* Start Article *
In these simulations we juxtapose two models – original (1.2)–(1.3) and hybrid (2.7)–(2.6). Transversal diffusion coefficients are set $\nu _{\perp }^{n}=\nu _{\perp }=0.002$ and axial losses $\nu _{\parallel }=A_{E}\nu _{\parallel }^{n}=0.02$ with $A_{E}=8$ . The comparison is built around two different biasing schemes in GDT experiments – 1) with a positive edge potential applied to both the last endwall plate and limiter, and 2) to the limiter only. In the case of positive biasing of the endwall and limiter relative to the vacuum chamber, there is a spatial gap between their projections in the plasma. Experimentally, instability is not observed in the first case with a gap, but in the gapless case with limiter-only biasing additional transport occurs. This spatial difference in biasing schemes results in different flow regimes outside and inside the biased potential radius that might interact producing scrape-off layer (SOL) instability. Visual representation of the gap is shown in figure 8.

Figure 8. Sketch for visual differences in biasing schemes. Here, $\varphi _w$ is the biased potential (positive edge in simulations), $H$ line tying that is proportional to axial losses.
* End Article *
* Start Provided data *
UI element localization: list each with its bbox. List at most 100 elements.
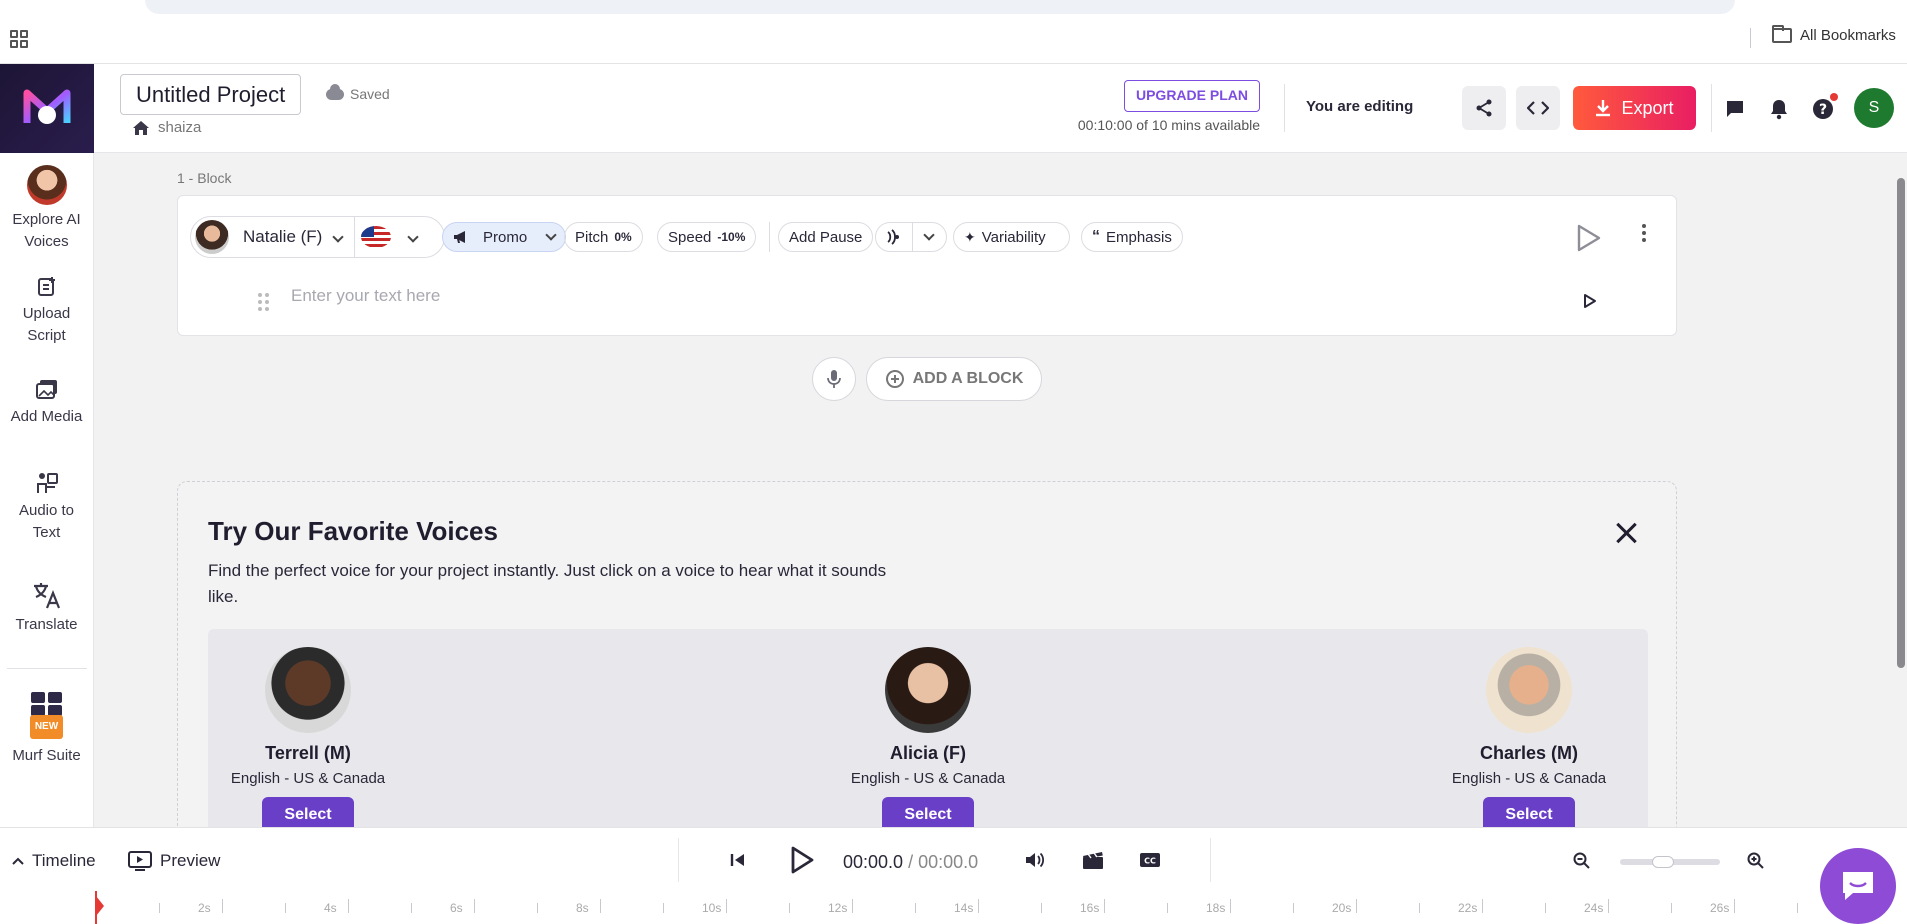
* End Provided data *
## Problem statement
Carry on the passage about biasing schemes in the GDT simulations from the point after its last sentence. The listing plays no role in what you are asked to do.

## Result of this task
The line tying contains the net ion current to the walls that is much higher beyond the limiter. Current paths of this region are impossible to trace, so the change in $H$ can be modelled as an effective increase outside the limiter by a mean constant factor of 10–20, which is fairly consistent with experimental data.

A measure for confinement quality in hybrid model is particle confinement time

(4.9) \begin{equation} \tau _{n}\left (t\right )=\dfrac {\left \langle n\right \rangle }{\left \langle Q_{n}\right \rangle -\left \langle \dot {n}\right \rangle }, \end{equation}

where averaging is over the cross-section. The initial distributions of hybrid scalar and potential are set to satisfy purely axial losses. Comparison of different quasi-stationary regimes is given in figure 9. In the gap-based simulations the vortex confinement appears to be stable even when the gradients of plasma density and electron temperature are included. The additional polarising effects associated with the distributed ion density and electron temperature are insignificant, making the relative decrease in particle confinement time around 3 %.

Figure 9. Particle confinement time in units of $\tau _{_{GDT}}\approx 30\mu$ s for distributed and homogeneous models in two biasing schemes. Blue lines are homogeneous model, red lines are distributed model. Dotted lines are simulations with biased limiter, plane lines are with biased endwall.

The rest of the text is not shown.